▸ GIVEN EXERCISE
Transcribe every record that appears below, exactly and in full.

▸ MATERIAL FOR THIS TASK
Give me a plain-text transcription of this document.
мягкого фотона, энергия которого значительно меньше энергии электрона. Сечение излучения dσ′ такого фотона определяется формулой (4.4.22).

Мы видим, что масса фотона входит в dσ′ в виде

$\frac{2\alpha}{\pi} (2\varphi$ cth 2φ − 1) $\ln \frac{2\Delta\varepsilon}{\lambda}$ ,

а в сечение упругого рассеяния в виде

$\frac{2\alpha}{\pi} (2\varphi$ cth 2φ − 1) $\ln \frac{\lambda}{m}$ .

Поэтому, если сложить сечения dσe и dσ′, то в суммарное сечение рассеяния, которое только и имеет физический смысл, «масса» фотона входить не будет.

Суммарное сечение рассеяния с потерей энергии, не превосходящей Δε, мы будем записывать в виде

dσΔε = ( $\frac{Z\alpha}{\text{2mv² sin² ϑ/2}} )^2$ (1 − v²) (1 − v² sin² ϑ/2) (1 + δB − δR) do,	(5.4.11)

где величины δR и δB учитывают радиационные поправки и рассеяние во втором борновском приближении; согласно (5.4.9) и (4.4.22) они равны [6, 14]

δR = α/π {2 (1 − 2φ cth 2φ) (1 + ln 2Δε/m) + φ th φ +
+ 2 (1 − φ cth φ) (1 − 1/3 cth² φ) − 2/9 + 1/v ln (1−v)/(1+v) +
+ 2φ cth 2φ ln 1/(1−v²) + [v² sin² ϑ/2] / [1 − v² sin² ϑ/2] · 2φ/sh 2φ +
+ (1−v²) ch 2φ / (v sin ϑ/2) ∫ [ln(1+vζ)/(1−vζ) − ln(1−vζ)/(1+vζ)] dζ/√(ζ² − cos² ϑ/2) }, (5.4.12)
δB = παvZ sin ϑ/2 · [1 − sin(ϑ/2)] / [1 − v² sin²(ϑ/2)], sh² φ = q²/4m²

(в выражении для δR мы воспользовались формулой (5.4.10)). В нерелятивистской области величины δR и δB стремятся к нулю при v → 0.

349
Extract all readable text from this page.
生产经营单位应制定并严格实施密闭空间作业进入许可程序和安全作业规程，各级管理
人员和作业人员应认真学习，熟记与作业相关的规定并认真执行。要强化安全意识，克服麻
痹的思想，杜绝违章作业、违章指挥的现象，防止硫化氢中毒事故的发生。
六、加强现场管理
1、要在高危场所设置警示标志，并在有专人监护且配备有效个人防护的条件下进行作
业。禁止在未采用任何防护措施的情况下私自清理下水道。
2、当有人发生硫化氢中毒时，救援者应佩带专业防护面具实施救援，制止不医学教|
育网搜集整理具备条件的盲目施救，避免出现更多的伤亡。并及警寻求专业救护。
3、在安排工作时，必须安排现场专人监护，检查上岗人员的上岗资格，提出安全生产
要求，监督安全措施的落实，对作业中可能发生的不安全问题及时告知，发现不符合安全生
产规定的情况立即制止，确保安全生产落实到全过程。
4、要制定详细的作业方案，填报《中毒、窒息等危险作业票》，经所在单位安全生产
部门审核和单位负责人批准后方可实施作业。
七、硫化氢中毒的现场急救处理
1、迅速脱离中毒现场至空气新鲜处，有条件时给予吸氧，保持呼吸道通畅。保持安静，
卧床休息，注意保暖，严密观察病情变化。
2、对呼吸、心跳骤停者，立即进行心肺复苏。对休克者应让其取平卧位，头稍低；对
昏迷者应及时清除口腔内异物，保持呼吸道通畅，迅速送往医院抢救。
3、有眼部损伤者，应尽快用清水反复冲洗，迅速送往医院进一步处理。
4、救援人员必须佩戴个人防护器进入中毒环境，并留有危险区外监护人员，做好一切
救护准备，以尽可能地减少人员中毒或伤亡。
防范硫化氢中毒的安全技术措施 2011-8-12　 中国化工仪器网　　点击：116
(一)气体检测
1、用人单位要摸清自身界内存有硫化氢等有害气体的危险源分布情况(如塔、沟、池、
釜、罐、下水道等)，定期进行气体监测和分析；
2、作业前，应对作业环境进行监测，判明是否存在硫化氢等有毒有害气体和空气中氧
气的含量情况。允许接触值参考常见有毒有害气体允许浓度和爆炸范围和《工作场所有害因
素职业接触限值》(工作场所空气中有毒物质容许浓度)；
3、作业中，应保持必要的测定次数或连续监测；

▸ RESPONSE TO THIS EXERCISE
Give me a plain-text transcription of this document.
мягкого фотона, энергия которого значительно меньше энергии электрона. Сечение излучения dσ′ такого фотона определяется формулой (4.4.22).

Мы видим, что масса фотона входит в dσ′ в виде

$\frac{2\alpha}{\pi} (2\varphi$ cth 2φ − 1) $\ln \frac{2\Delta\varepsilon}{\lambda}$ ,

а в сечение упругого рассеяния в виде

$\frac{2\alpha}{\pi} (2\varphi$ cth 2φ − 1) $\ln \frac{\lambda}{m}$ .

Поэтому, если сложить сечения dσe и dσ′, то в суммарное сечение рассеяния, которое только и имеет физический смысл, «масса» фотона входить не будет.

Суммарное сечение рассеяния с потерей энергии, не превосходящей Δε, мы будем записывать в виде

dσΔε = ( $\frac{Z\alpha}{\text{2mv² sin² ϑ/2}} )^2$ (1 − v²) (1 − v² sin² ϑ/2) (1 + δB − δR) do,	(5.4.11)

где величины δR и δB учитывают радиационные поправки и рассеяние во втором борновском приближении; согласно (5.4.9) и (4.4.22) они равны [6, 14]

δR = α/π {2 (1 − 2φ cth 2φ) (1 + ln 2Δε/m) + φ th φ +
+ 2 (1 − φ cth φ) (1 − 1/3 cth² φ) − 2/9 + 1/v ln (1−v)/(1+v) +
+ 2φ cth 2φ ln 1/(1−v²) + [v² sin² ϑ/2] / [1 − v² sin² ϑ/2] · 2φ/sh 2φ +
+ (1−v²) ch 2φ / (v sin ϑ/2) ∫ [ln(1+vζ)/(1−vζ) − ln(1−vζ)/(1+vζ)] dζ/√(ζ² − cos² ϑ/2) }, (5.4.12)
δB = παvZ sin ϑ/2 · [1 − sin(ϑ/2)] / [1 − v² sin²(ϑ/2)], sh² φ = q²/4m²

(в выражении для δR мы воспользовались формулой (5.4.10)). В нерелятивистской области величины δR и δB стремятся к нулю при v → 0.

349
Extract all readable text from this page.
生产经营单位应制定并严格实施密闭空间作业进入许可程序和安全作业规程，各级管理
人员和作业人员应认真学习，熟记与作业相关的规定并认真执行。要强化安全意识，克服麻
痹的思想，杜绝违章作业、违章指挥的现象，防止硫化氢中毒事故的发生。
六、加强现场管理
1、要在高危场所设置警示标志，并在有专人监护且配备有效个人防护的条件下进行作
业。禁止在未采用任何防护措施的情况下私自清理下水道。
2、当有人发生硫化氢中毒时，救援者应佩带专业防护面具实施救援，制止不医学教|
育网搜集整理具备条件的盲目施救，避免出现更多的伤亡。并及警寻求专业救护。
3、在安排工作时，必须安排现场专人监护，检查上岗人员的上岗资格，提出安全生产
要求，监督安全措施的落实，对作业中可能发生的不安全问题及时告知，发现不符合安全生
产规定的情况立即制止，确保安全生产落实到全过程。
4、要制定详细的作业方案，填报《中毒、窒息等危险作业票》，经所在单位安全生产
部门审核和单位负责人批准后方可实施作业。
七、硫化氢中毒的现场急救处理
1、迅速脱离中毒现场至空气新鲜处，有条件时给予吸氧，保持呼吸道通畅。保持安静，
卧床休息，注意保暖，严密观察病情变化。
2、对呼吸、心跳骤停者，立即进行心肺复苏。对休克者应让其取平卧位，头稍低；对
昏迷者应及时清除口腔内异物，保持呼吸道通畅，迅速送往医院抢救。
3、有眼部损伤者，应尽快用清水反复冲洗，迅速送往医院进一步处理。
4、救援人员必须佩戴个人防护器进入中毒环境，并留有危险区外监护人员，做好一切
救护准备，以尽可能地减少人员中毒或伤亡。
防范硫化氢中毒的安全技术措施 2011-8-12　 中国化工仪器网　　点击：116
(一)气体检测
1、用人单位要摸清自身界内存有硫化氢等有害气体的危险源分布情况(如塔、沟、池、
釜、罐、下水道等)，定期进行气体监测和分析；
2、作业前，应对作业环境进行监测，判明是否存在硫化氢等有毒有害气体和空气中氧
气的含量情况。允许接触值参考常见有毒有害气体允许浓度和爆炸范围和《工作场所有害因
素职业接触限值》(工作场所空气中有毒物质容许浓度)；
3、作业中，应保持必要的测定次数或连续监测；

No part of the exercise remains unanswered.